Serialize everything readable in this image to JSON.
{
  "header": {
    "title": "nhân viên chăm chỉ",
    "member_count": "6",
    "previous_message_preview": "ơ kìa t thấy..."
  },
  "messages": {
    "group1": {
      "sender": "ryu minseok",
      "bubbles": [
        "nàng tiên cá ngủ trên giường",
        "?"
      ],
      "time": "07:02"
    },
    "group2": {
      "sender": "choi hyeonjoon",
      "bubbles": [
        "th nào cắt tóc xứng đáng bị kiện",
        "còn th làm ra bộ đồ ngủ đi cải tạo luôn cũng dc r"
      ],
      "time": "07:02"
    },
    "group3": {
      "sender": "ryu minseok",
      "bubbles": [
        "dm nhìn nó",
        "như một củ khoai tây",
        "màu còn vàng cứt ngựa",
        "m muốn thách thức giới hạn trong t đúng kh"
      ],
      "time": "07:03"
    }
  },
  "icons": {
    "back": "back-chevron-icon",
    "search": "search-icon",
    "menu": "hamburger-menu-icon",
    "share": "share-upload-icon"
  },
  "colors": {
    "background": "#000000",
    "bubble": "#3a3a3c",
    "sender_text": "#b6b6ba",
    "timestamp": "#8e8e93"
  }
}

> **Challenge**
Copy every record exactly, with nothing added or dropped.

> **Answer**
Serialize everything readable in this image to JSON.
{
  "header": {
    "title": "nhân viên chăm chỉ",
    "member_count": "6",
    "previous_message_preview": "ơ kìa t thấy..."
  },
  "messages": {
    "group1": {
      "sender": "ryu minseok",
      "bubbles": [
        "nàng tiên cá ngủ trên giường",
        "?"
      ],
      "time": "07:02"
    },
    "group2": {
      "sender": "choi hyeonjoon",
      "bubbles": [
        "th nào cắt tóc xứng đáng bị kiện",
        "còn th làm ra bộ đồ ngủ đi cải tạo luôn cũng dc r"
      ],
      "time": "07:02"
    },
    "group3": {
      "sender": "ryu minseok",
      "bubbles": [
        "dm nhìn nó",
        "như một củ khoai tây",
        "màu còn vàng cứt ngựa",
        "m muốn thách thức giới hạn trong t đúng kh"
      ],
      "time": "07:03"
    }
  },
  "icons": {
    "back": "back-chevron-icon",
    "search": "search-icon",
    "menu": "hamburger-menu-icon",
    "share": "share-upload-icon"
  },
  "colors": {
    "background": "#000000",
    "bubble": "#3a3a3c",
    "sender_text": "#b6b6ba",
    "timestamp": "#8e8e93"
  }
}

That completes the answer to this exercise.